[start]

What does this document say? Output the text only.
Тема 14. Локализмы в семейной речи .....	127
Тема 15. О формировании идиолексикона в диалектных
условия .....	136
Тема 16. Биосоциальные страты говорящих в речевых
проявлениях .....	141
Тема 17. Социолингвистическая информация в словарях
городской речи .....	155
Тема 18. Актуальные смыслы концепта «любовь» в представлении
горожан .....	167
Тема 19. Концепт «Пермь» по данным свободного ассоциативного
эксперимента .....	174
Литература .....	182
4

[end]
[start]

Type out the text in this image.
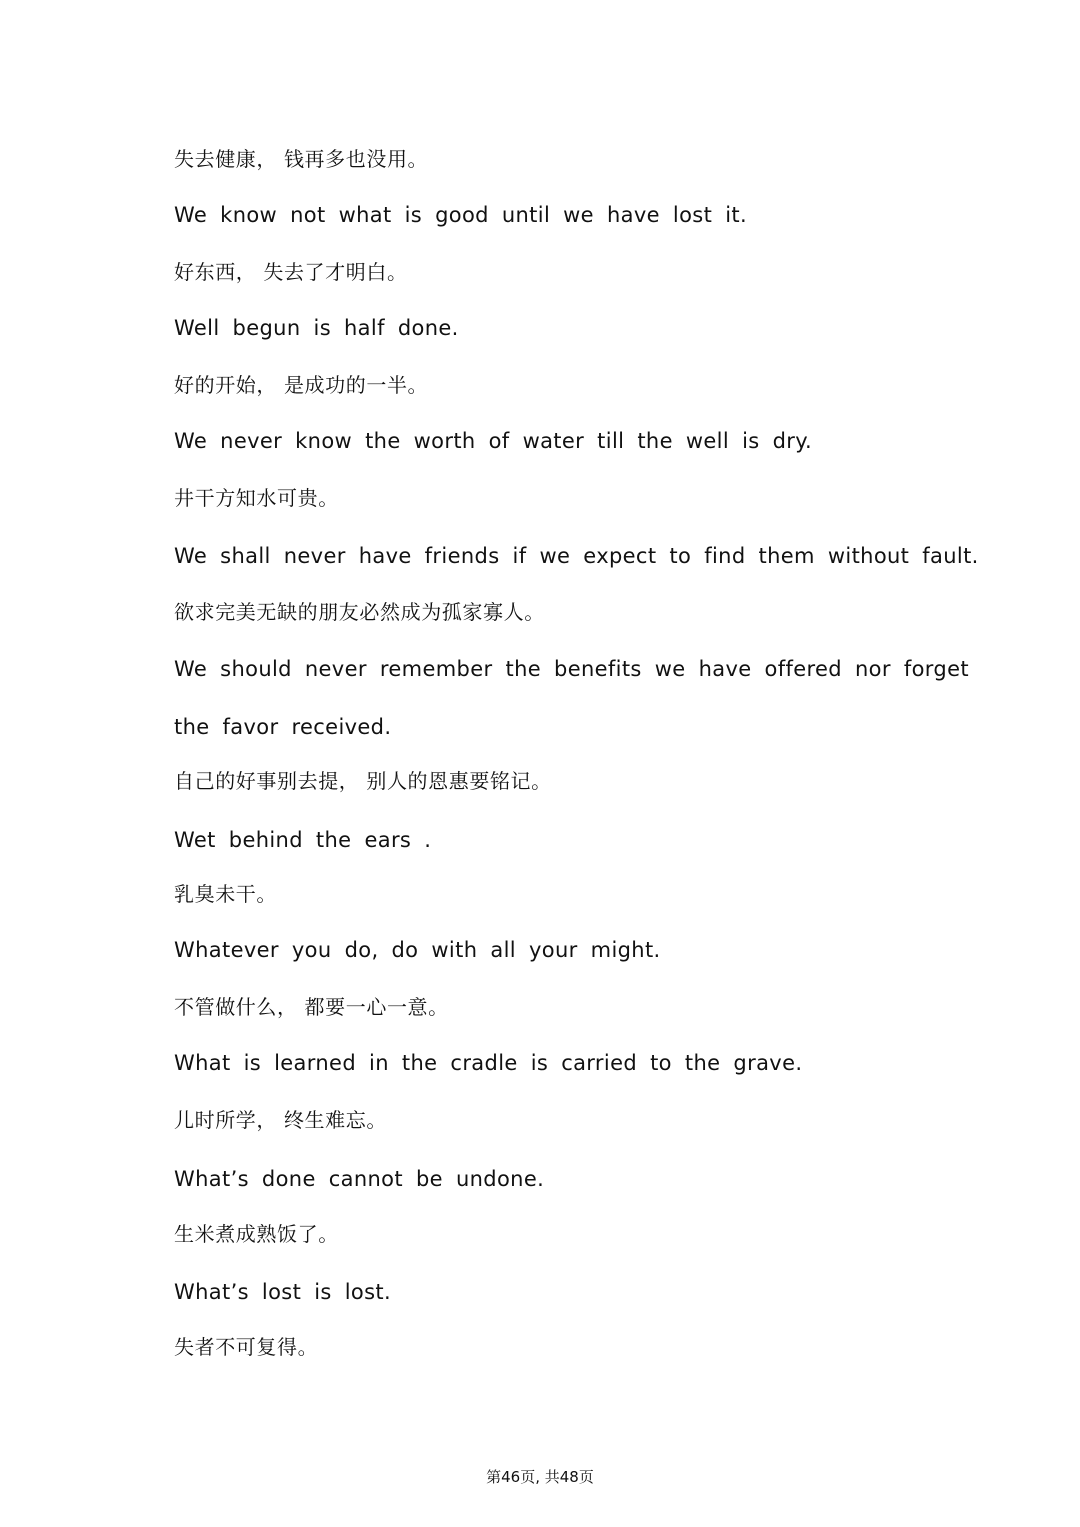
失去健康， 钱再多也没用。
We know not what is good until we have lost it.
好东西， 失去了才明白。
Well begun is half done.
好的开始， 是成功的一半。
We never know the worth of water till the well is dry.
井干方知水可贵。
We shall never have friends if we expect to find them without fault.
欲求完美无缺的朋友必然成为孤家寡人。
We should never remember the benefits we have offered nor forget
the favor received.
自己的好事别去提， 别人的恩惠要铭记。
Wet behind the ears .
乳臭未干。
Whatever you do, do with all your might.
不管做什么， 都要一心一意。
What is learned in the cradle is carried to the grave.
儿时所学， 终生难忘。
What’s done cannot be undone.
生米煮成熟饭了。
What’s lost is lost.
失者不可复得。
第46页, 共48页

[end]

• [Problem to work on] Scan the material above. Copy each line where "know" occurs.

• [Reply to the exercise]
We know not what is good until we have lost it.
We never know the worth of water till the well is dry.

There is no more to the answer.